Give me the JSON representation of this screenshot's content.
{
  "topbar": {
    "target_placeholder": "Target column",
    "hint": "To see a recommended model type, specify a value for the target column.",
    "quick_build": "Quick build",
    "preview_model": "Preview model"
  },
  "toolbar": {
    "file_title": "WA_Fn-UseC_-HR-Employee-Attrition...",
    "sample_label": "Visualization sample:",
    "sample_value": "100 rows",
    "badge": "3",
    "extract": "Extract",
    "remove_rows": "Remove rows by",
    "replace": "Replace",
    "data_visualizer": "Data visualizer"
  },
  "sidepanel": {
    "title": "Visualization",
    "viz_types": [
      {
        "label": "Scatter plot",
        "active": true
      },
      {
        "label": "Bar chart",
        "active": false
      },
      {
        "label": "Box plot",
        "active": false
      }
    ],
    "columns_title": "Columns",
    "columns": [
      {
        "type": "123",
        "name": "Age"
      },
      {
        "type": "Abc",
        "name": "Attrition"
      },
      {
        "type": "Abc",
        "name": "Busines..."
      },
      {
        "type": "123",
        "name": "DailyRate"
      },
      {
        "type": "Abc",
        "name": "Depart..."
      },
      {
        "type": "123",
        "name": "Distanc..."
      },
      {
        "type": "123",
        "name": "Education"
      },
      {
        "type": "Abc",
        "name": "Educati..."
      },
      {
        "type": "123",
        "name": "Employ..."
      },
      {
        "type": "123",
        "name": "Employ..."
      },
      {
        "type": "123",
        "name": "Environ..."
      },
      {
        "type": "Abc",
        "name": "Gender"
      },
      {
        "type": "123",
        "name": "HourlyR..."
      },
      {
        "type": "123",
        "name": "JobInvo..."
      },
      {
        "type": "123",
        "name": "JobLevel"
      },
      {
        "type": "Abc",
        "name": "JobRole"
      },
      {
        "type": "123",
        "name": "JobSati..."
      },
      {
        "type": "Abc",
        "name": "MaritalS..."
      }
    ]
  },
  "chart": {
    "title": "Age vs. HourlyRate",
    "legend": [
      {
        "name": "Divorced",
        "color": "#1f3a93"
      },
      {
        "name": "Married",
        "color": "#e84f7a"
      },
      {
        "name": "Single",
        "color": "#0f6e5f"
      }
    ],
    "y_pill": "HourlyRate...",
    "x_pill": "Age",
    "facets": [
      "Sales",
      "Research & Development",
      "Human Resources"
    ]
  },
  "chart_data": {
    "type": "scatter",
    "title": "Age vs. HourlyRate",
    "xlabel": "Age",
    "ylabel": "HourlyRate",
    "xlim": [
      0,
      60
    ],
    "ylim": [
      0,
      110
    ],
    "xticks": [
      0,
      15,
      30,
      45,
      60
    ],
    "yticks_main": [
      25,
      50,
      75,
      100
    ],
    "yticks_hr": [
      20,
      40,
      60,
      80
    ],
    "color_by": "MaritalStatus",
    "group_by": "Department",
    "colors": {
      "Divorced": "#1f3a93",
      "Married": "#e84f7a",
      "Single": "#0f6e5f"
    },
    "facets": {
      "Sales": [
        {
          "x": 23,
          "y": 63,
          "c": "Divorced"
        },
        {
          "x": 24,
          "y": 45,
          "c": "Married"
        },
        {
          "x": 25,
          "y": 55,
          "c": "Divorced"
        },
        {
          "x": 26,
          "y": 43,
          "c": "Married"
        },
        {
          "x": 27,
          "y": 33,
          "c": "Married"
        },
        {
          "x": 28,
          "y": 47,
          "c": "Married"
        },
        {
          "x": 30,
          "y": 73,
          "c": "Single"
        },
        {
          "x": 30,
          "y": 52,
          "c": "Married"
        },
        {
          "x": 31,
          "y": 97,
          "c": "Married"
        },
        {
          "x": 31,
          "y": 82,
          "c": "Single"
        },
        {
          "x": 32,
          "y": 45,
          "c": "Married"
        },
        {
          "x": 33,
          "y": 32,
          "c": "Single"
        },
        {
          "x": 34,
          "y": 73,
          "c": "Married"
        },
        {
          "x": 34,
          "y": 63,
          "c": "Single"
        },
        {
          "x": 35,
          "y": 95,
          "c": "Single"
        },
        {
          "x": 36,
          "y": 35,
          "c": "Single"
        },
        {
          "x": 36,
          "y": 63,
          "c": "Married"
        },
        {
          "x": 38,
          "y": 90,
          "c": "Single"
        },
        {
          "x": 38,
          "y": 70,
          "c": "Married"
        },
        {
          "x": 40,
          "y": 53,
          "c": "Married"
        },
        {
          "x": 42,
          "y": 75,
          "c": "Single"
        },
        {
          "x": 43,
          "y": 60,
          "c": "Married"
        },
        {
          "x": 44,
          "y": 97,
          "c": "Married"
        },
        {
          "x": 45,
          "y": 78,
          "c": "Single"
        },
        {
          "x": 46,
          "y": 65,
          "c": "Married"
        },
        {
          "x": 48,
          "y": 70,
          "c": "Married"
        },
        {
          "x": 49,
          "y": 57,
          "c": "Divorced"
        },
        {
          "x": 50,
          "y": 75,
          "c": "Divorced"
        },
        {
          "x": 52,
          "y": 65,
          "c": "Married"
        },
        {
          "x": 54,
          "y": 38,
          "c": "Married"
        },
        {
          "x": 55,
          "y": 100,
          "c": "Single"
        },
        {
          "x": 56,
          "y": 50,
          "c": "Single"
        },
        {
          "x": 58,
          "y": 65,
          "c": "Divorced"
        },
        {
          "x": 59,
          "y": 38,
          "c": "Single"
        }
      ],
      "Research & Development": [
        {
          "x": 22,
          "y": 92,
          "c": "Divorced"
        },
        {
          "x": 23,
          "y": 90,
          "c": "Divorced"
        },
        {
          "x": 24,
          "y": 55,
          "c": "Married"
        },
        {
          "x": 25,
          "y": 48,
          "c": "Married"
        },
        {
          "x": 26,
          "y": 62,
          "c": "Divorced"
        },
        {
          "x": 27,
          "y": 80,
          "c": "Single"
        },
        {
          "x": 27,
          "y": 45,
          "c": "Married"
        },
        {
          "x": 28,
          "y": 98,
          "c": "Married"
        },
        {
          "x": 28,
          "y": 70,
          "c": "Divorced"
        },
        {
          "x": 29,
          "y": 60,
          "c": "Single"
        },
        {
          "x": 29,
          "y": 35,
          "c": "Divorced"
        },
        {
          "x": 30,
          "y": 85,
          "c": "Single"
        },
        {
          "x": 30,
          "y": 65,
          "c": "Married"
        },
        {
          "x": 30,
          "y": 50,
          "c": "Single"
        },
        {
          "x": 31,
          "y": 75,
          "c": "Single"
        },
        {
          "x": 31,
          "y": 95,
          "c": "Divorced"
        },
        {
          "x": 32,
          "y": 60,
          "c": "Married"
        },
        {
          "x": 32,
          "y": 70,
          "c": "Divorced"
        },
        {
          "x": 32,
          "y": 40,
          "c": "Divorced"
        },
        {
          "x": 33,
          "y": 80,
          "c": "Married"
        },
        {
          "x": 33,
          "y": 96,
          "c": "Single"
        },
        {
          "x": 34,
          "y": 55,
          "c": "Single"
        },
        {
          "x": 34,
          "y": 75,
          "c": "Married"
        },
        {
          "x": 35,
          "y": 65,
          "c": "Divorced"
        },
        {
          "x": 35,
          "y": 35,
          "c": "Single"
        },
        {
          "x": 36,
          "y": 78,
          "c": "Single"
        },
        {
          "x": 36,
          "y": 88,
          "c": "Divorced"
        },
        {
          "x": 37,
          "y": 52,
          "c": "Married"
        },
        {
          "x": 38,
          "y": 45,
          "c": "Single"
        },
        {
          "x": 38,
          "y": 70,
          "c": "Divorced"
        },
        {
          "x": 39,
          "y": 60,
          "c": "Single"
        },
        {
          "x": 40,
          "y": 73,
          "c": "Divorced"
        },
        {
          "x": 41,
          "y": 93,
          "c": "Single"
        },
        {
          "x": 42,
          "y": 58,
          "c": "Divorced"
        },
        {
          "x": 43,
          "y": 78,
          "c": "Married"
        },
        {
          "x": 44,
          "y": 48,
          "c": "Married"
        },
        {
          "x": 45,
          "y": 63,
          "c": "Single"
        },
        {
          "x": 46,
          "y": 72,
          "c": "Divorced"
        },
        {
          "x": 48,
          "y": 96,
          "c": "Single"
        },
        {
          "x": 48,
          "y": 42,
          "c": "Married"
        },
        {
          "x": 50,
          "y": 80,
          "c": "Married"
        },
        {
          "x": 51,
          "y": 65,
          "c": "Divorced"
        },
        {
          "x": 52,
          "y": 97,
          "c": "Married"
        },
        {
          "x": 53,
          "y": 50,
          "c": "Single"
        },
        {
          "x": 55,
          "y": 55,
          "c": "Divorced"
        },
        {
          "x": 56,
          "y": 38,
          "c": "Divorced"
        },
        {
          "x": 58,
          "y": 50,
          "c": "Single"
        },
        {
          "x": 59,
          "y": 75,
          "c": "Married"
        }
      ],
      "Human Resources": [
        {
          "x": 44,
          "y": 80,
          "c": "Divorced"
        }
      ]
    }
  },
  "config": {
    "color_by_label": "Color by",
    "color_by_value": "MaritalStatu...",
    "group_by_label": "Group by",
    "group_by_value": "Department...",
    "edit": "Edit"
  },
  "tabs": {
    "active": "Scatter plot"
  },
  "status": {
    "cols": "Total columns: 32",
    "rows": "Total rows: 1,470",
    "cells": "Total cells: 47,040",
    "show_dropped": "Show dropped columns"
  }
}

━━━━━━━━

## [Your objective]
When a line in the records above contains the word "plot", copy it.

## [Response to this task]
        "label": "Scatter plot",
        "label": "Box plot",
    "active": "Scatter plot"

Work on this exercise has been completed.